**Excerpted text:**
In 2005, during a visit to the South Bronx in New York City, Venezuelan President Hugo Chavez made a lofty promise to help active community members cope with local issues.
A half-decade and a few million dollars later, Chavez’s promise has become a reality and residents from the community are reaping the benefits.
The program, which officially took off in 2007, is controlled by CITGO Petroleum Corporation, the Houston-based subsidiary of Venezuela’s national oil company. With a three-year agreement to provide $1 million annually, CITGO’s profits have now funded numerous social projects in what is one of the poorest congressional districts in the United States.
With over 500,000 residents and around 50% living in poverty, no one expected the modest $1 million would generate an economic recovery. However, for many start-up organizations and small nonprofits, the funds have been a vital resource especially during the economic slump.
Petro-Bronx, a coalition of resident volunteers, decides through consensus how the money will be divided annually based on proposals submitted by various groups around the South Bronx.
The groups funded are a majority community-based and built as a response to what they argue has been a decades long recession in the South Bronx. From worker-run and food cooperatives to environmental justice and women of color collectives, many of the groups are also creating new democratic alternatives in an area that has received little attention from the city.
The South Bronx and its People
“We have people with chronic problems in the world’s wealthiest country. Considering all the wealth and resources which are present to solve these issues, this should not exist,” said Felix Leo Campos, an active community member and loyal Petro-Bronx representative.
Despite high unemployment and poverty, however, the South Bronx has become a hotbed of community involvement. “This is very much an activist community. If there is something that the South Bronx community members think is unjust or unfair, they will organize and attack that issue,” Sonia Pichardo told me from the Green Worker’s Cooperative warehouse.
Pichardo, like many of the activists from around the South Bronx are optimistic about the future of the area. Unlike many other low-income communities near Manhattan, the South Bronx has not faced high levels of displacement and many of the grassroots organizations are fighting to keep it that way.
One of these organizations is Green Worker’s Cooperative, which is part of a movement to create a self-sustaining community through worker ownership and environmentally friendly jobs.
In one of its programs, the Rebuilder’s Source, workers rescue surplus building materials that would otherwise get thrown into landfills. Jobs are then created by those willing to rebuild the materials and resources are brought into the community without creating waste.
Smaller organizations such as For a Better Bronx rely heavily on CITGO. According to co-founder Jaime Rivera, some 75% of the budget comes from the funds they receive through Petro-Bronx.

**Work to complete:** Carry on the article on CITGO funding in the South Bronx, starting after its final sentence. The material that comes next is from a separate source and has no connection to the article on CITGO funding in the South Bronx.

**Material:**
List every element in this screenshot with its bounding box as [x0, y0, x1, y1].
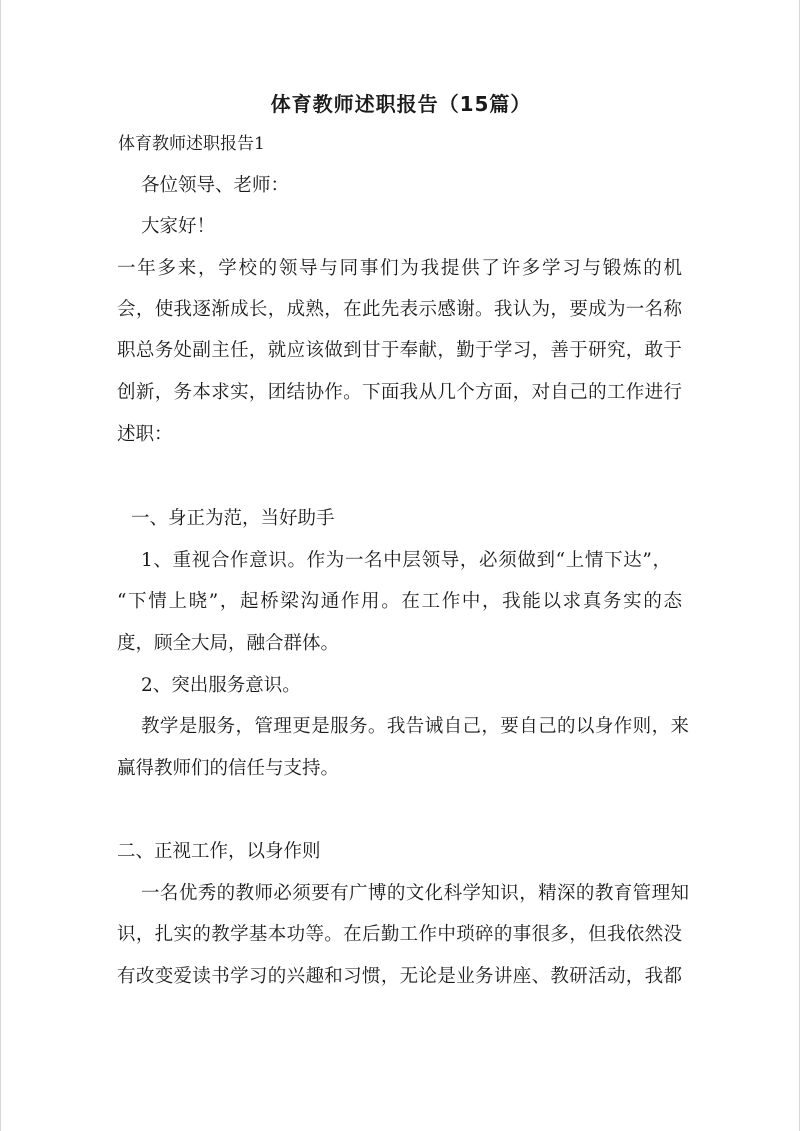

**Task answer:**
With only two full-time staff members, For A Better Bronx is able to run a youth collective that focuses on empowering young residents through activism and direct-action. Additionally, they lead campaigns against pollution and teach households to grow their own produce.
“We depend a lot on Petro Bronx and CITGO to understand our more radical concepts,” said Rivera. “We don’t have professional grant writers. [The agreement] allows groups like ours to get the funding we need.”
Another group funded by CITGO, the South Bronx Food Coop, sells organic goods and locally grown produce in its store. Furthermore, it has been an important education tool in mobilizing community members to become more active in their own health and in fighting diabetes and obesity.
In the 90’s, the CITGO-funded group, Mother’s on the Move began fighting for better schools and later expanded to issues of housing and environmental justice. Since then, they have been extremely active in campaigns opposing the pollution that according to surveys has caused the South Bronx to have the highest rates of asthma in the US.
North Star Fund, a New York City-based community foundation administers the transfer of funds directly from CITGO to the various organizations. However, the actual decision-making is left to Petro-Bronx.
The Petro-Bronx assembly meets on a monthly basis and is open to community members and representatives from groups interested in applying for grants. A smaller team of committed volunteers then takes part in sight visits and scores project ideas based on grant proposals.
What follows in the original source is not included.